§ **DATA SUPPLIED**:
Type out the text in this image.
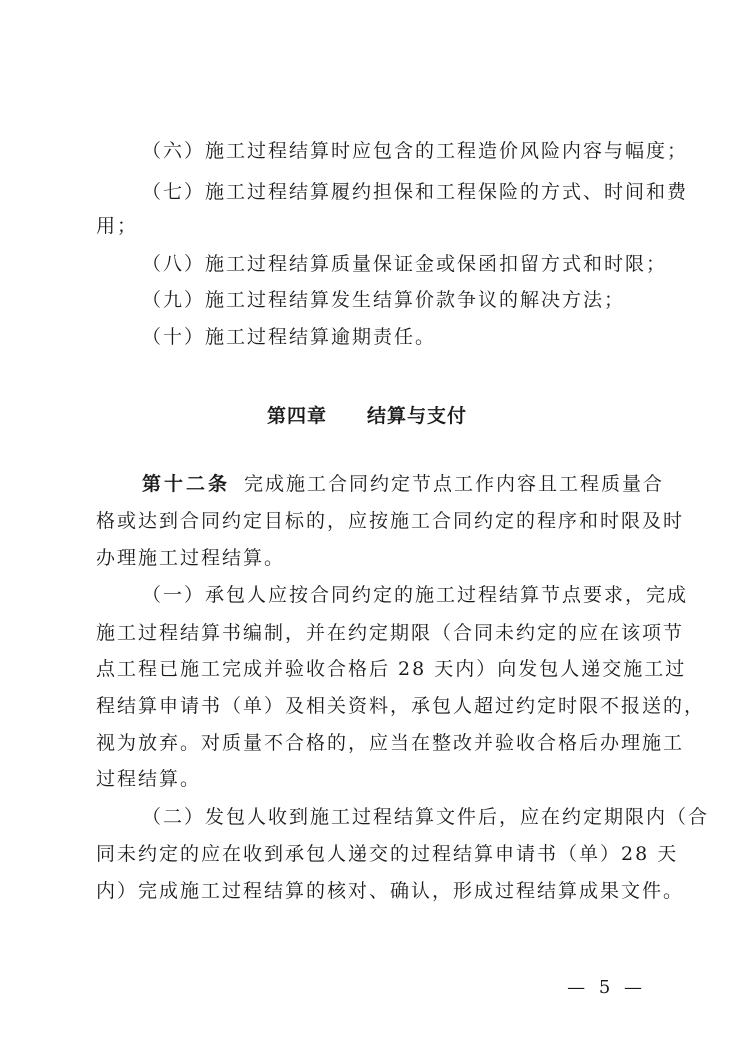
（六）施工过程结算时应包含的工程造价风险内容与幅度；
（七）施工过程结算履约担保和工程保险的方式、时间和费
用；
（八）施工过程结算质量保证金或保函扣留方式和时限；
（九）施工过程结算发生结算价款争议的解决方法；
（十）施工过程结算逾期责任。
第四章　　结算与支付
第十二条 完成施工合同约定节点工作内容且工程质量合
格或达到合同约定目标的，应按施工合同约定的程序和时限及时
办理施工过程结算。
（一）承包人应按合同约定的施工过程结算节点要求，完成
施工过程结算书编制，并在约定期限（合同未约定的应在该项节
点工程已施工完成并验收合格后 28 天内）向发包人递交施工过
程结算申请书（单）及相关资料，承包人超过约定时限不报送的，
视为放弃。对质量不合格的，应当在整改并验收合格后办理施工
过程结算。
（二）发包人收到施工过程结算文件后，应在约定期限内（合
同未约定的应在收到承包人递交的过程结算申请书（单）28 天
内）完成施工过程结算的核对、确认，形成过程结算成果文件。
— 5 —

==

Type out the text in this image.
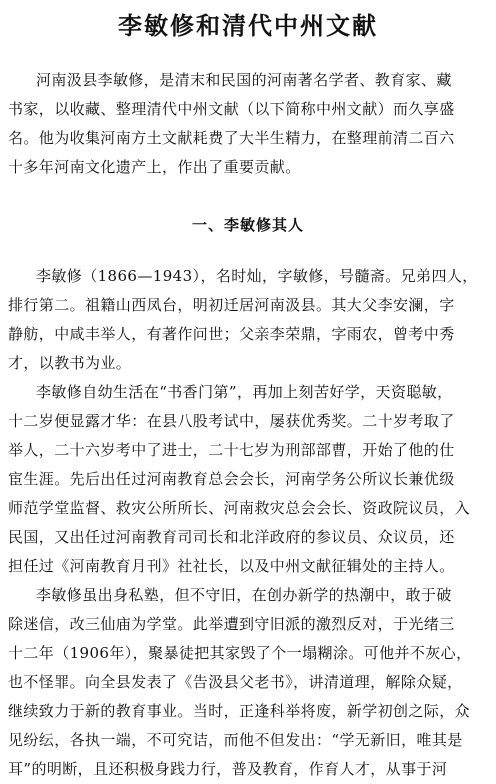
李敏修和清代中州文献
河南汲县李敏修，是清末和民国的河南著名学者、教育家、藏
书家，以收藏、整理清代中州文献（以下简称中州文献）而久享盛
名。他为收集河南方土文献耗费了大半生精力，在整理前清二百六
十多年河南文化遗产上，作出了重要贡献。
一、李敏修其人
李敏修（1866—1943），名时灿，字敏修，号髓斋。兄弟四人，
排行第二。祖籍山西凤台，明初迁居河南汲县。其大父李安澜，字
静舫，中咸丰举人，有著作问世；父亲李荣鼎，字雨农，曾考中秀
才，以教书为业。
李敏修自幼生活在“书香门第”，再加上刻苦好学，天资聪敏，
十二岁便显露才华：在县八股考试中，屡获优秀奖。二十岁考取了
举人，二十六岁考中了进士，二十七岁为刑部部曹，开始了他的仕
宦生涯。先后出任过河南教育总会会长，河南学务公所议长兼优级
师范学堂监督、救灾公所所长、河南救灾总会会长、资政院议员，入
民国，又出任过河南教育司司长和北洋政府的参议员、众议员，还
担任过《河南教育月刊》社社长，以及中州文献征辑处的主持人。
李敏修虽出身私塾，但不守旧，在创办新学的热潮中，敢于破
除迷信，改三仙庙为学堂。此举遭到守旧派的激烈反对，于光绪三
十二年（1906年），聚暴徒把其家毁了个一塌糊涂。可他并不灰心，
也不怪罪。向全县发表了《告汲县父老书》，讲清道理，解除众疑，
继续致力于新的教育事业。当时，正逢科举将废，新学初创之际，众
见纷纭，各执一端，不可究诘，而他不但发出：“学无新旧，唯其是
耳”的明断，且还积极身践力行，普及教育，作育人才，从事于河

==

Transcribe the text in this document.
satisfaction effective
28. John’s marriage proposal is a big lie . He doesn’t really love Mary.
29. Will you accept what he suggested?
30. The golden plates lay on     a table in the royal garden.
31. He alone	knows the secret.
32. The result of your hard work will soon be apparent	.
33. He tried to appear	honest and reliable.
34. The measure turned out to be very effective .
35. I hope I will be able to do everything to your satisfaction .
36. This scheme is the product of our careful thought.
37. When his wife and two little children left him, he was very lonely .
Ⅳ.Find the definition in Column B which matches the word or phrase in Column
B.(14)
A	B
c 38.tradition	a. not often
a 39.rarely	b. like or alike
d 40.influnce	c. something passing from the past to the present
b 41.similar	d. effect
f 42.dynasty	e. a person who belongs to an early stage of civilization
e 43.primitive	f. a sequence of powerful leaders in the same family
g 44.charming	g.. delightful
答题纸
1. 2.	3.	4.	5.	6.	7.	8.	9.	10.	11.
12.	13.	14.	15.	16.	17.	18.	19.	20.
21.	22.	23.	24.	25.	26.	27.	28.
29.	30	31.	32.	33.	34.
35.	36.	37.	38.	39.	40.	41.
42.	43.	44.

§ **AIM OF THE TASK**:
From the entries above, collect every line with the string "satisfaction" in it.

§ **OUTPUT FOR THIS EXERCISE**:
satisfaction effective
35. I hope I will be able to do everything to your satisfaction .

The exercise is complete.